(THE TASK)
Give every line again exactly as it appears, please, but not the pictures.

(SUPPLIED INFORMATION)

--- begin ---

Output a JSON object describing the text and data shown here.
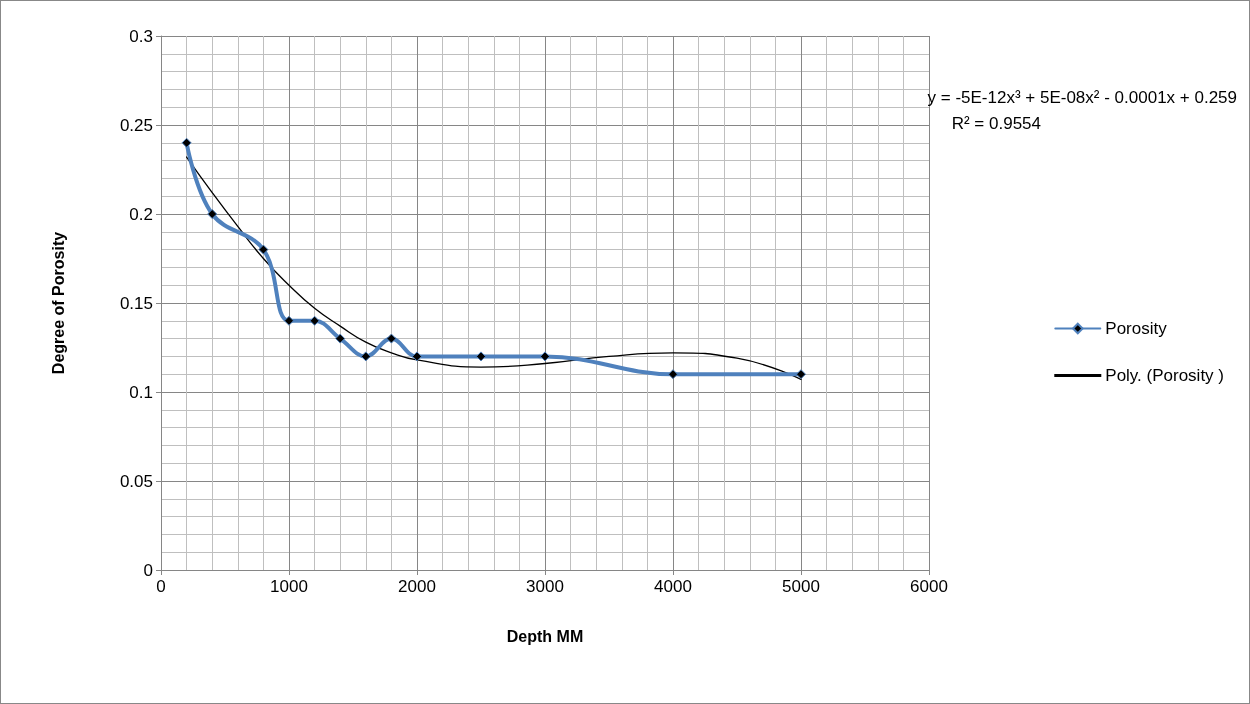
{
  "chart_data": {
    "type": "line",
    "xlabel": "Depth MM",
    "ylabel": "Degree of Porosity",
    "annotations": [
      "y = -5E-12x³ + 5E-08x² - 0.0001x + 0.259",
      "R² = 0.9554"
    ],
    "x": [
      200,
      400,
      800,
      1000,
      1200,
      1400,
      1600,
      1800,
      2000,
      2500,
      3000,
      4000,
      5000
    ],
    "series": [
      {
        "name": "Porosity",
        "color": "#4f81bd",
        "marker": "diamond",
        "values": [
          0.24,
          0.2,
          0.18,
          0.14,
          0.14,
          0.13,
          0.12,
          0.13,
          0.12,
          0.12,
          0.12,
          0.11,
          0.11
        ]
      },
      {
        "name": "Poly. (Porosity )",
        "type": "line",
        "color": "#000000",
        "marker": "none",
        "x": [
          200,
          400,
          600,
          800,
          1000,
          1200,
          1400,
          1600,
          1800,
          2000,
          2500,
          3000,
          3500,
          4000,
          4500,
          5000
        ],
        "values": [
          0.232,
          0.212,
          0.193,
          0.175,
          0.16,
          0.147,
          0.137,
          0.128,
          0.122,
          0.118,
          0.114,
          0.116,
          0.12,
          0.122,
          0.119,
          0.107
        ]
      }
    ],
    "xlim": [
      0,
      6000
    ],
    "xticks": [
      0,
      1000,
      2000,
      3000,
      4000,
      5000,
      6000
    ],
    "ylim": [
      0,
      0.3
    ],
    "yticks": [
      0,
      0.05,
      0.1,
      0.15,
      0.2,
      0.25,
      0.3
    ],
    "grid": true,
    "legend": "right"
  }
}
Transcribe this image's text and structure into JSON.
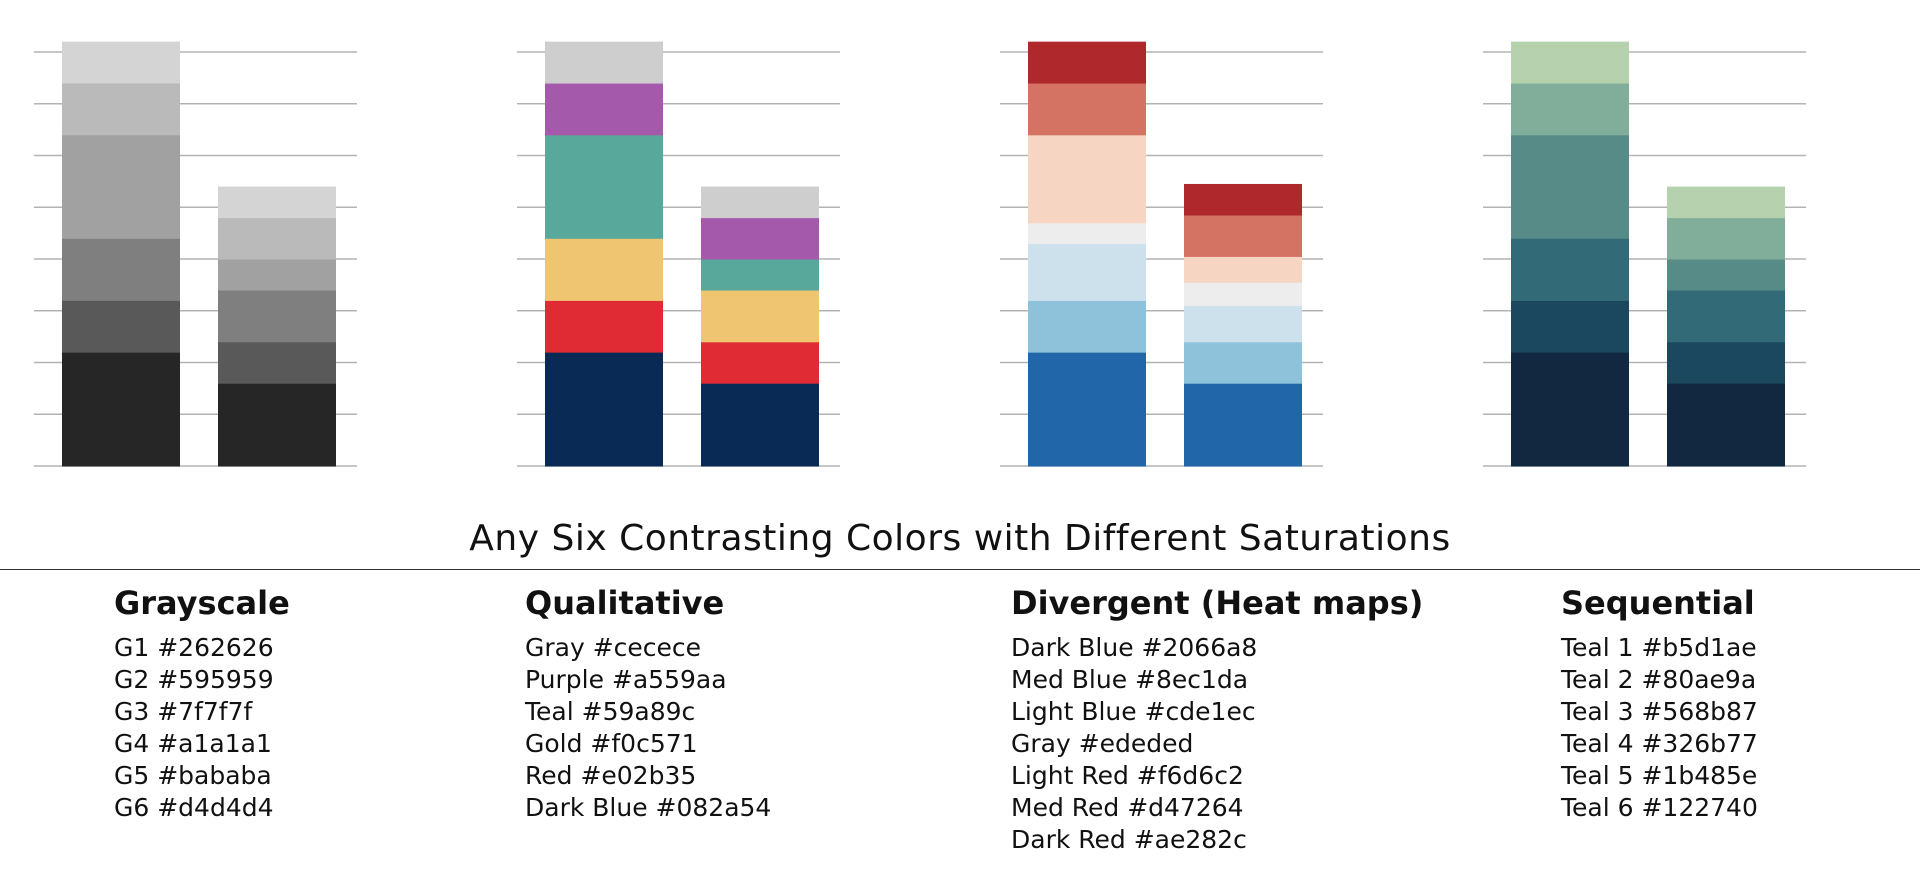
{
  "title": "Any Six Contrasting Colors with Different Saturations",
  "chart_data": [
    {
      "type": "bar",
      "stacked": true,
      "grid": true,
      "ylim": [
        0,
        8
      ],
      "categories": [
        "",
        ""
      ],
      "series": [
        {
          "color": "#262626",
          "values": [
            2.2,
            1.6
          ]
        },
        {
          "color": "#595959",
          "values": [
            1.0,
            0.8
          ]
        },
        {
          "color": "#7f7f7f",
          "values": [
            1.2,
            1.0
          ]
        },
        {
          "color": "#a1a1a1",
          "values": [
            2.0,
            0.6
          ]
        },
        {
          "color": "#bababa",
          "values": [
            1.0,
            0.8
          ]
        },
        {
          "color": "#d4d4d4",
          "values": [
            0.8,
            0.6
          ]
        }
      ]
    },
    {
      "type": "bar",
      "stacked": true,
      "grid": true,
      "ylim": [
        0,
        8
      ],
      "categories": [
        "",
        ""
      ],
      "series": [
        {
          "color": "#082a54",
          "values": [
            2.2,
            1.6
          ]
        },
        {
          "color": "#e02b35",
          "values": [
            1.0,
            0.8
          ]
        },
        {
          "color": "#f0c571",
          "values": [
            1.2,
            1.0
          ]
        },
        {
          "color": "#59a89c",
          "values": [
            2.0,
            0.6
          ]
        },
        {
          "color": "#a559aa",
          "values": [
            1.0,
            0.8
          ]
        },
        {
          "color": "#cecece",
          "values": [
            0.8,
            0.6
          ]
        }
      ]
    },
    {
      "type": "bar",
      "stacked": true,
      "grid": true,
      "ylim": [
        0,
        8
      ],
      "categories": [
        "",
        ""
      ],
      "series": [
        {
          "color": "#2066a8",
          "values": [
            2.2,
            1.6
          ]
        },
        {
          "color": "#8ec1da",
          "values": [
            1.0,
            0.8
          ]
        },
        {
          "color": "#cde1ec",
          "values": [
            1.1,
            0.7
          ]
        },
        {
          "color": "#ededed",
          "values": [
            0.4,
            0.45
          ]
        },
        {
          "color": "#f6d6c2",
          "values": [
            1.7,
            0.5
          ]
        },
        {
          "color": "#d47264",
          "values": [
            1.0,
            0.8
          ]
        },
        {
          "color": "#ae282c",
          "values": [
            0.8,
            0.6
          ]
        }
      ]
    },
    {
      "type": "bar",
      "stacked": true,
      "grid": true,
      "ylim": [
        0,
        8
      ],
      "categories": [
        "",
        ""
      ],
      "series": [
        {
          "color": "#122740",
          "values": [
            2.2,
            1.6
          ]
        },
        {
          "color": "#1b485e",
          "values": [
            1.0,
            0.8
          ]
        },
        {
          "color": "#326b77",
          "values": [
            1.2,
            1.0
          ]
        },
        {
          "color": "#568b87",
          "values": [
            2.0,
            0.6
          ]
        },
        {
          "color": "#80ae9a",
          "values": [
            1.0,
            0.8
          ]
        },
        {
          "color": "#b5d1ae",
          "values": [
            0.8,
            0.6
          ]
        }
      ]
    }
  ],
  "legends": [
    {
      "heading": "Grayscale",
      "items": [
        "G1 #262626",
        "G2 #595959",
        "G3 #7f7f7f",
        "G4 #a1a1a1",
        "G5 #bababa",
        "G6 #d4d4d4"
      ]
    },
    {
      "heading": "Qualitative",
      "items": [
        "Gray #cecece",
        "Purple #a559aa",
        "Teal #59a89c",
        "Gold #f0c571",
        "Red #e02b35",
        "Dark Blue #082a54"
      ]
    },
    {
      "heading": "Divergent (Heat maps)",
      "items": [
        "Dark Blue #2066a8",
        "Med Blue #8ec1da",
        "Light Blue #cde1ec",
        "Gray #ededed",
        "Light Red #f6d6c2",
        "Med Red #d47264",
        "Dark Red #ae282c"
      ]
    },
    {
      "heading": "Sequential",
      "items": [
        "Teal 1 #b5d1ae",
        "Teal 2 #80ae9a",
        "Teal 3 #568b87",
        "Teal 4 #326b77",
        "Teal 5 #1b485e",
        "Teal 6 #122740"
      ]
    }
  ]
}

--- end ---

(PROBLEM SOLUTION)
Output a JSON object describing the text and data shown here.
{
  "chart_data": {
    "type": "line",
    "xlabel": "Depth MM",
    "ylabel": "Degree of Porosity",
    "annotations": [
      "y = -5E-12x³ + 5E-08x² - 0.0001x + 0.259",
      "R² = 0.9554"
    ],
    "x": [
      200,
      400,
      800,
      1000,
      1200,
      1400,
      1600,
      1800,
      2000,
      2500,
      3000,
      4000,
      5000
    ],
    "series": [
      {
        "name": "Porosity",
        "color": "#4f81bd",
        "marker": "diamond",
        "values": [
          0.24,
          0.2,
          0.18,
          0.14,
          0.14,
          0.13,
          0.12,
          0.13,
          0.12,
          0.12,
          0.12,
          0.11,
          0.11
        ]
      },
      {
        "name": "Poly. (Porosity )",
        "type": "line",
        "color": "#000000",
        "marker": "none",
        "x": [
          200,
          400,
          600,
          800,
          1000,
          1200,
          1400,
          1600,
          1800,
          2000,
          2500,
          3000,
          3500,
          4000,
          4500,
          5000
        ],
        "values": [
          0.232,
          0.212,
          0.193,
          0.175,
          0.16,
          0.147,
          0.137,
          0.128,
          0.122,
          0.118,
          0.114,
          0.116,
          0.12,
          0.122,
          0.119,
          0.107
        ]
      }
    ],
    "xlim": [
      0,
      6000
    ],
    "xticks": [
      0,
      1000,
      2000,
      3000,
      4000,
      5000,
      6000
    ],
    "ylim": [
      0,
      0.3
    ],
    "yticks": [
      0,
      0.05,
      0.1,
      0.15,
      0.2,
      0.25,
      0.3
    ],
    "grid": true,
    "legend": "right"
  }
}
Transcribe this image's text and structure into JSON.
{
  "title": "Any Six Contrasting Colors with Different Saturations",
  "chart_data": [
    {
      "type": "bar",
      "stacked": true,
      "grid": true,
      "ylim": [
        0,
        8
      ],
      "categories": [
        "",
        ""
      ],
      "series": [
        {
          "color": "#262626",
          "values": [
            2.2,
            1.6
          ]
        },
        {
          "color": "#595959",
          "values": [
            1.0,
            0.8
          ]
        },
        {
          "color": "#7f7f7f",
          "values": [
            1.2,
            1.0
          ]
        },
        {
          "color": "#a1a1a1",
          "values": [
            2.0,
            0.6
          ]
        },
        {
          "color": "#bababa",
          "values": [
            1.0,
            0.8
          ]
        },
        {
          "color": "#d4d4d4",
          "values": [
            0.8,
            0.6
          ]
        }
      ]
    },
    {
      "type": "bar",
      "stacked": true,
      "grid": true,
      "ylim": [
        0,
        8
      ],
      "categories": [
        "",
        ""
      ],
      "series": [
        {
          "color": "#082a54",
          "values": [
            2.2,
            1.6
          ]
        },
        {
          "color": "#e02b35",
          "values": [
            1.0,
            0.8
          ]
        },
        {
          "color": "#f0c571",
          "values": [
            1.2,
            1.0
          ]
        },
        {
          "color": "#59a89c",
          "values": [
            2.0,
            0.6
          ]
        },
        {
          "color": "#a559aa",
          "values": [
            1.0,
            0.8
          ]
        },
        {
          "color": "#cecece",
          "values": [
            0.8,
            0.6
          ]
        }
      ]
    },
    {
      "type": "bar",
      "stacked": true,
      "grid": true,
      "ylim": [
        0,
        8
      ],
      "categories": [
        "",
        ""
      ],
      "series": [
        {
          "color": "#2066a8",
          "values": [
            2.2,
            1.6
          ]
        },
        {
          "color": "#8ec1da",
          "values": [
            1.0,
            0.8
          ]
        },
        {
          "color": "#cde1ec",
          "values": [
            1.1,
            0.7
          ]
        },
        {
          "color": "#ededed",
          "values": [
            0.4,
            0.45
          ]
        },
        {
          "color": "#f6d6c2",
          "values": [
            1.7,
            0.5
          ]
        },
        {
          "color": "#d47264",
          "values": [
            1.0,
            0.8
          ]
        },
        {
          "color": "#ae282c",
          "values": [
            0.8,
            0.6
          ]
        }
      ]
    },
    {
      "type": "bar",
      "stacked": true,
      "grid": true,
      "ylim": [
        0,
        8
      ],
      "categories": [
        "",
        ""
      ],
      "series": [
        {
          "color": "#122740",
          "values": [
            2.2,
            1.6
          ]
        },
        {
          "color": "#1b485e",
          "values": [
            1.0,
            0.8
          ]
        },
        {
          "color": "#326b77",
          "values": [
            1.2,
            1.0
          ]
        },
        {
          "color": "#568b87",
          "values": [
            2.0,
            0.6
          ]
        },
        {
          "color": "#80ae9a",
          "values": [
            1.0,
            0.8
          ]
        },
        {
          "color": "#b5d1ae",
          "values": [
            0.8,
            0.6
          ]
        }
      ]
    }
  ],
  "legends": [
    {
      "heading": "Grayscale",
      "items": [
        "G1 #262626",
        "G2 #595959",
        "G3 #7f7f7f",
        "G4 #a1a1a1",
        "G5 #bababa",
        "G6 #d4d4d4"
      ]
    },
    {
      "heading": "Qualitative",
      "items": [
        "Gray #cecece",
        "Purple #a559aa",
        "Teal #59a89c",
        "Gold #f0c571",
        "Red #e02b35",
        "Dark Blue #082a54"
      ]
    },
    {
      "heading": "Divergent (Heat maps)",
      "items": [
        "Dark Blue #2066a8",
        "Med Blue #8ec1da",
        "Light Blue #cde1ec",
        "Gray #ededed",
        "Light Red #f6d6c2",
        "Med Red #d47264",
        "Dark Red #ae282c"
      ]
    },
    {
      "heading": "Sequential",
      "items": [
        "Teal 1 #b5d1ae",
        "Teal 2 #80ae9a",
        "Teal 3 #568b87",
        "Teal 4 #326b77",
        "Teal 5 #1b485e",
        "Teal 6 #122740"
      ]
    }
  ]
}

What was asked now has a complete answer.